• **TO DO**: Without the pictures, give the entries below again exactly as written.

• **INPUT RECORDS**:

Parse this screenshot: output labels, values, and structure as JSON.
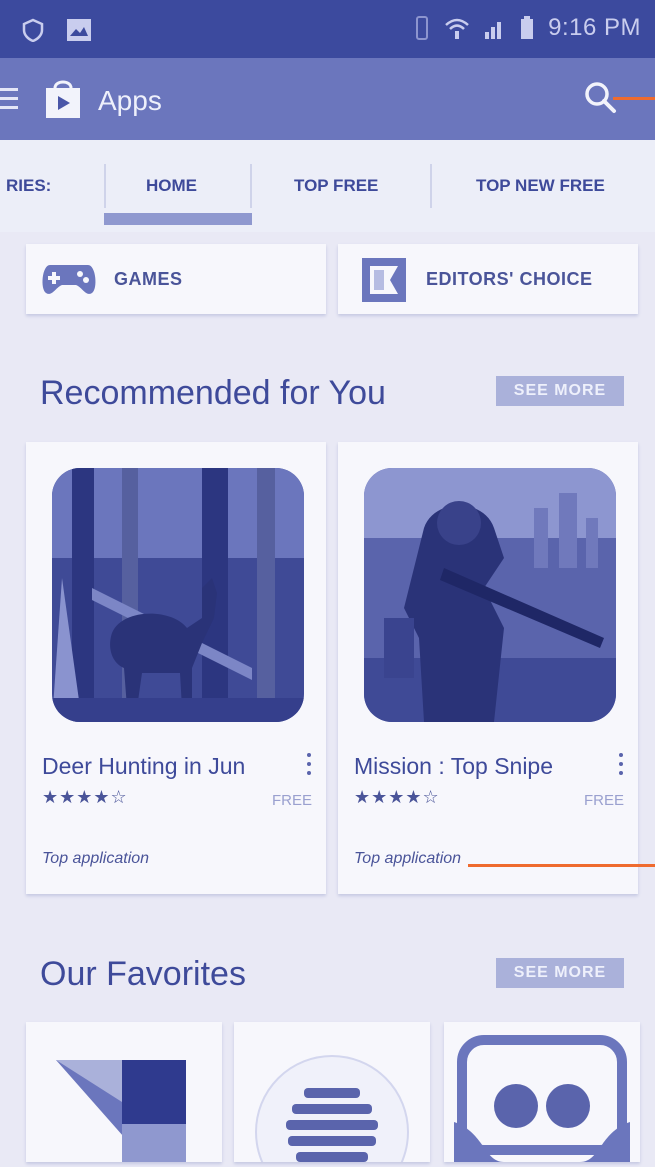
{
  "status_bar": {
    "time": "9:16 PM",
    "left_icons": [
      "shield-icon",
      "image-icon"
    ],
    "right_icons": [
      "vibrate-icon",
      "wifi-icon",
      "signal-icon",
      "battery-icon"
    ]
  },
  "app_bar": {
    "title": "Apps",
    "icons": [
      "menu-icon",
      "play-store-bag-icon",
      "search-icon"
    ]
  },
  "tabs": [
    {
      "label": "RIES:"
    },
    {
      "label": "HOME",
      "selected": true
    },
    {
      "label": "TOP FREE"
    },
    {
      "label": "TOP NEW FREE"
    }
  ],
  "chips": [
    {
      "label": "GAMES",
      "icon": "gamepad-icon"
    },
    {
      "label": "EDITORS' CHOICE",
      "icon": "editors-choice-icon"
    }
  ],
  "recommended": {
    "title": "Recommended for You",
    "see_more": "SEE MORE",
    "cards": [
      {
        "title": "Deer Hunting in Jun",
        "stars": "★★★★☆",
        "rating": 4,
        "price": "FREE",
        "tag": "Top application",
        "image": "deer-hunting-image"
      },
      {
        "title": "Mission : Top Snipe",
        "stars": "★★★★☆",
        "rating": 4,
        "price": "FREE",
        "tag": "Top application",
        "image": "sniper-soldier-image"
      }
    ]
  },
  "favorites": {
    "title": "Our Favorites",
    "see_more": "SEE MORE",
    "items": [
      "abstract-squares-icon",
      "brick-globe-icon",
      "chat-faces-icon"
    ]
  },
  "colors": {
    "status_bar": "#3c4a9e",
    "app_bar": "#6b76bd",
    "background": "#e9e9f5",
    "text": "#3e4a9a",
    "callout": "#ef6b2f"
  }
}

• **RESULT BELOW**:
Parse this screenshot: output labels, values, and structure as JSON.
{
  "status_bar": {
    "time": "9:16 PM",
    "left_icons": [
      "shield-icon",
      "image-icon"
    ],
    "right_icons": [
      "vibrate-icon",
      "wifi-icon",
      "signal-icon",
      "battery-icon"
    ]
  },
  "app_bar": {
    "title": "Apps",
    "icons": [
      "menu-icon",
      "play-store-bag-icon",
      "search-icon"
    ]
  },
  "tabs": [
    {
      "label": "RIES:"
    },
    {
      "label": "HOME",
      "selected": true
    },
    {
      "label": "TOP FREE"
    },
    {
      "label": "TOP NEW FREE"
    }
  ],
  "chips": [
    {
      "label": "GAMES",
      "icon": "gamepad-icon"
    },
    {
      "label": "EDITORS' CHOICE",
      "icon": "editors-choice-icon"
    }
  ],
  "recommended": {
    "title": "Recommended for You",
    "see_more": "SEE MORE",
    "cards": [
      {
        "title": "Deer Hunting in Jun",
        "stars": "★★★★☆",
        "rating": 4,
        "price": "FREE",
        "tag": "Top application",
        "image": "deer-hunting-image"
      },
      {
        "title": "Mission : Top Snipe",
        "stars": "★★★★☆",
        "rating": 4,
        "price": "FREE",
        "tag": "Top application",
        "image": "sniper-soldier-image"
      }
    ]
  },
  "favorites": {
    "title": "Our Favorites",
    "see_more": "SEE MORE",
    "items": [
      "abstract-squares-icon",
      "brick-globe-icon",
      "chat-faces-icon"
    ]
  },
  "colors": {
    "status_bar": "#3c4a9e",
    "app_bar": "#6b76bd",
    "background": "#e9e9f5",
    "text": "#3e4a9a",
    "callout": "#ef6b2f"
  }
}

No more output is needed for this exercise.